▸ **JOB**
Only the pictures stay out; every record is to be quoted exactly.

▸ **RECORDS SUPPLIED**
------------------------------
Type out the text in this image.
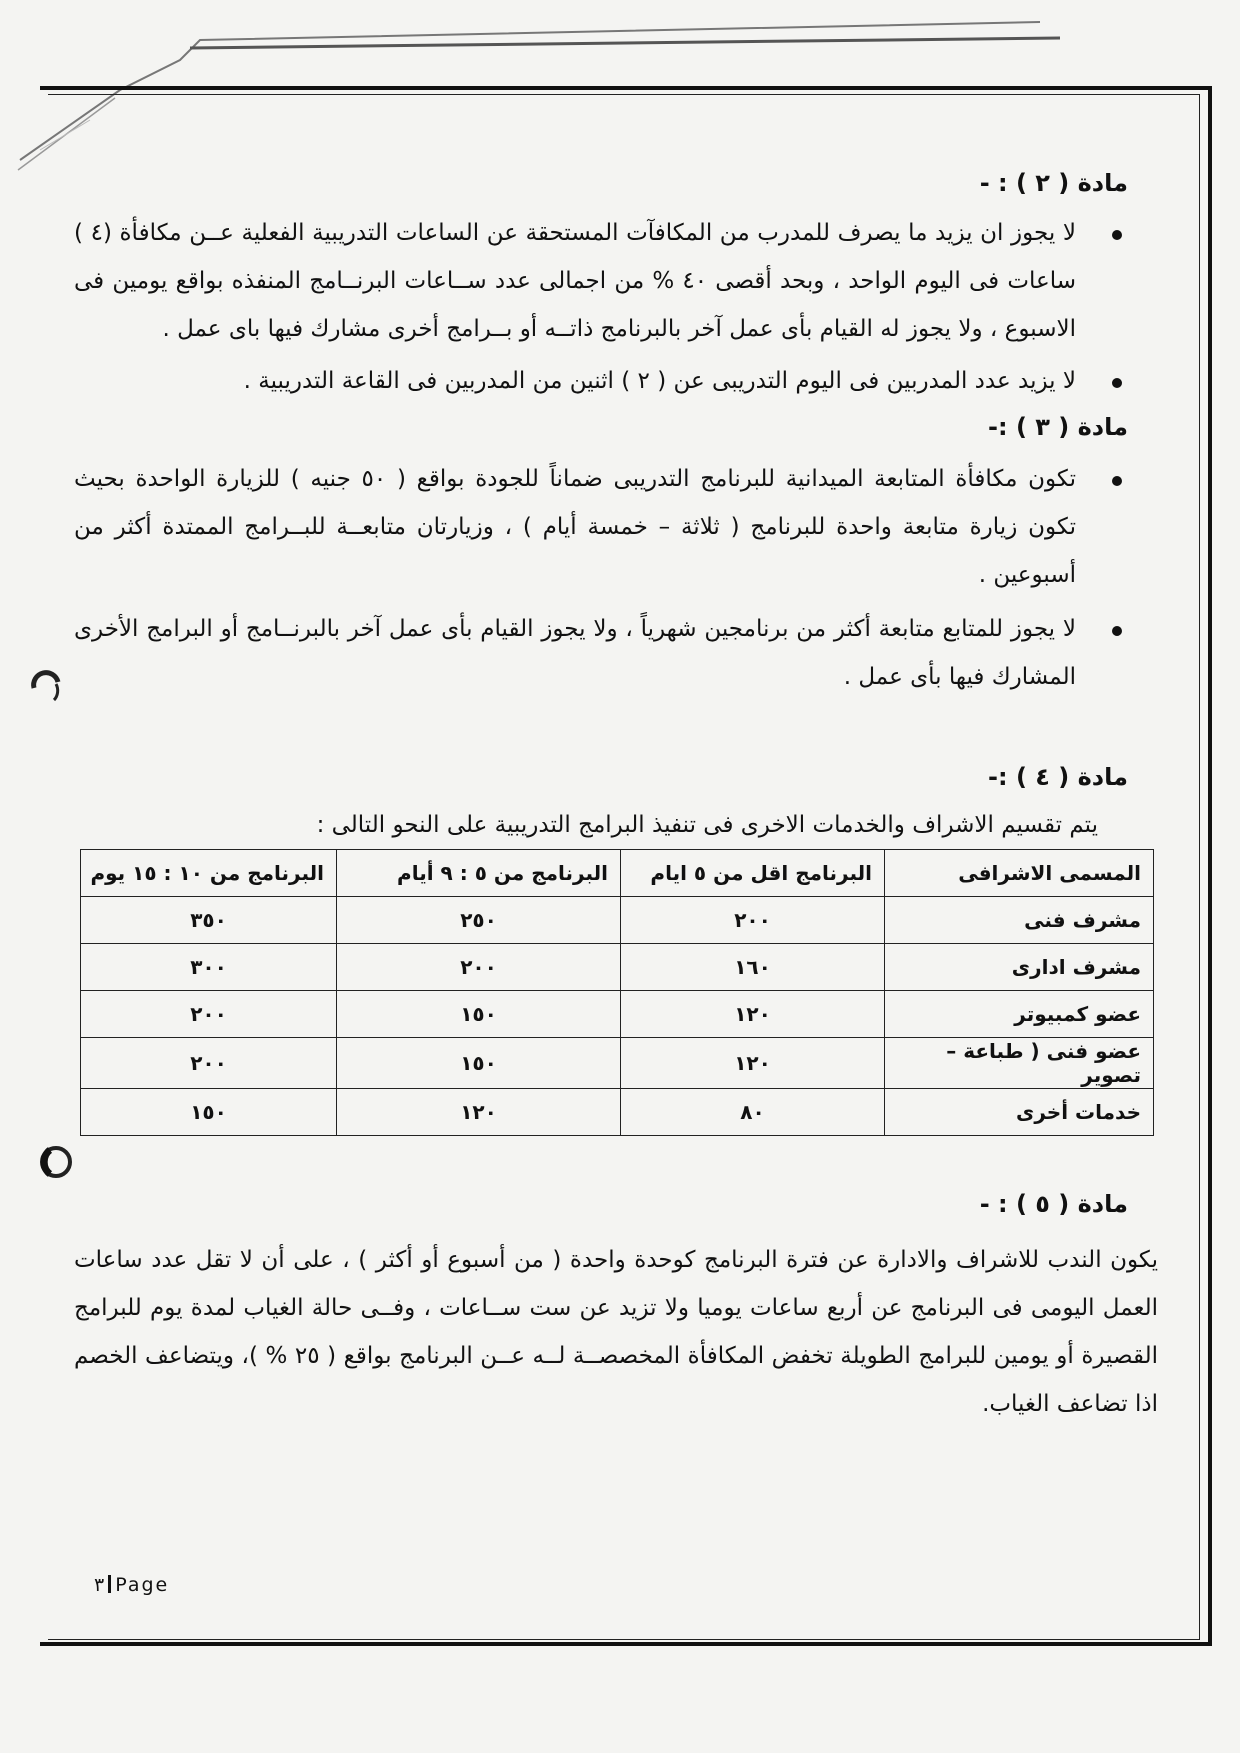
مادة ( ٢ ) : -
لا يجوز ان يزيد ما يصرف للمدرب من المكافآت المستحقة عن الساعات التدريبية الفعلية عــن مكافأة (٤ ) ساعات فى اليوم الواحد ، وبحد أقصى ٤٠ % من اجمالى عدد ســاعات البرنــامج المنفذه بواقع يومين فى الاسبوع ، ولا يجوز له القيام بأى عمل آخر بالبرنامج ذاتــه أو بــرامج أخرى مشارك فيها باى عمل .
لا يزيد عدد المدربين فى اليوم التدريبى عن ( ٢ ) اثنين من المدربين فى القاعة التدريبية .
مادة ( ٣ ) :-
تكون مكافأة المتابعة الميدانية للبرنامج التدريبى ضماناً للجودة بواقع ( ٥٠ جنيه ) للزيارة الواحدة بحيث تكون زيارة متابعة واحدة للبرنامج ( ثلاثة – خمسة أيام ) ، وزيارتان متابعــة للبــرامج الممتدة أكثر من أسبوعين .
لا يجوز للمتابع متابعة أكثر من برنامجين شهرياً ، ولا يجوز القيام بأى عمل آخر بالبرنــامج أو البرامج الأخرى المشارك فيها بأى عمل .
مادة ( ٤ ) :-

يتم تقسيم الاشراف والخدمات الاخرى فى تنفيذ البرامج التدريبية على النحو التالى :

المسمى الاشرافى	البرنامج اقل من ٥ ايام	البرنامج من ٥ : ٩ أيام	البرنامج من ١٠ : ١٥ يوم
مشرف فنى	٢٠٠	٢٥٠	٣٥٠
مشرف ادارى	١٦٠	٢٠٠	٣٠٠
عضو كمبيوتر	١٢٠	١٥٠	٢٠٠
عضو فنى ( طباعة – تصوير	١٢٠	١٥٠	٢٠٠
خدمات أخرى	٨٠	١٢٠	١٥٠
مادة ( ٥ ) : -

يكون الندب للاشراف والادارة عن فترة البرنامج كوحدة واحدة ( من أسبوع أو أكثر ) ، على أن لا تقل عدد ساعات العمل اليومى فى البرنامج عن أربع ساعات يوميا ولا تزيد عن ست ســاعات ، وفــى حالة الغياب لمدة يوم للبرامج القصيرة أو يومين للبرامج الطويلة تخفض المكافأة المخصصــة لــه عــن البرنامج بواقع ( ٢٥ % )، ويتضاعف الخصم اذا تضاعف الغياب.

٣ Page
------------------------------
▸ **THE RESULT**
Type out the text in this image.
مادة ( ٢ ) : -
لا يجوز ان يزيد ما يصرف للمدرب من المكافآت المستحقة عن الساعات التدريبية الفعلية عــن مكافأة (٤ ) ساعات فى اليوم الواحد ، وبحد أقصى ٤٠ % من اجمالى عدد ســاعات البرنــامج المنفذه بواقع يومين فى الاسبوع ، ولا يجوز له القيام بأى عمل آخر بالبرنامج ذاتــه أو بــرامج أخرى مشارك فيها باى عمل .
لا يزيد عدد المدربين فى اليوم التدريبى عن ( ٢ ) اثنين من المدربين فى القاعة التدريبية .
مادة ( ٣ ) :-
تكون مكافأة المتابعة الميدانية للبرنامج التدريبى ضماناً للجودة بواقع ( ٥٠ جنيه ) للزيارة الواحدة بحيث تكون زيارة متابعة واحدة للبرنامج ( ثلاثة – خمسة أيام ) ، وزيارتان متابعــة للبــرامج الممتدة أكثر من أسبوعين .
لا يجوز للمتابع متابعة أكثر من برنامجين شهرياً ، ولا يجوز القيام بأى عمل آخر بالبرنــامج أو البرامج الأخرى المشارك فيها بأى عمل .
مادة ( ٤ ) :-

يتم تقسيم الاشراف والخدمات الاخرى فى تنفيذ البرامج التدريبية على النحو التالى :

المسمى الاشرافى	البرنامج اقل من ٥ ايام	البرنامج من ٥ : ٩ أيام	البرنامج من ١٠ : ١٥ يوم
مشرف فنى	٢٠٠	٢٥٠	٣٥٠
مشرف ادارى	١٦٠	٢٠٠	٣٠٠
عضو كمبيوتر	١٢٠	١٥٠	٢٠٠
عضو فنى ( طباعة – تصوير	١٢٠	١٥٠	٢٠٠
خدمات أخرى	٨٠	١٢٠	١٥٠
مادة ( ٥ ) : -

يكون الندب للاشراف والادارة عن فترة البرنامج كوحدة واحدة ( من أسبوع أو أكثر ) ، على أن لا تقل عدد ساعات العمل اليومى فى البرنامج عن أربع ساعات يوميا ولا تزيد عن ست ســاعات ، وفــى حالة الغياب لمدة يوم للبرامج القصيرة أو يومين للبرامج الطويلة تخفض المكافأة المخصصــة لــه عــن البرنامج بواقع ( ٢٥ % )، ويتضاعف الخصم اذا تضاعف الغياب.

٣ Page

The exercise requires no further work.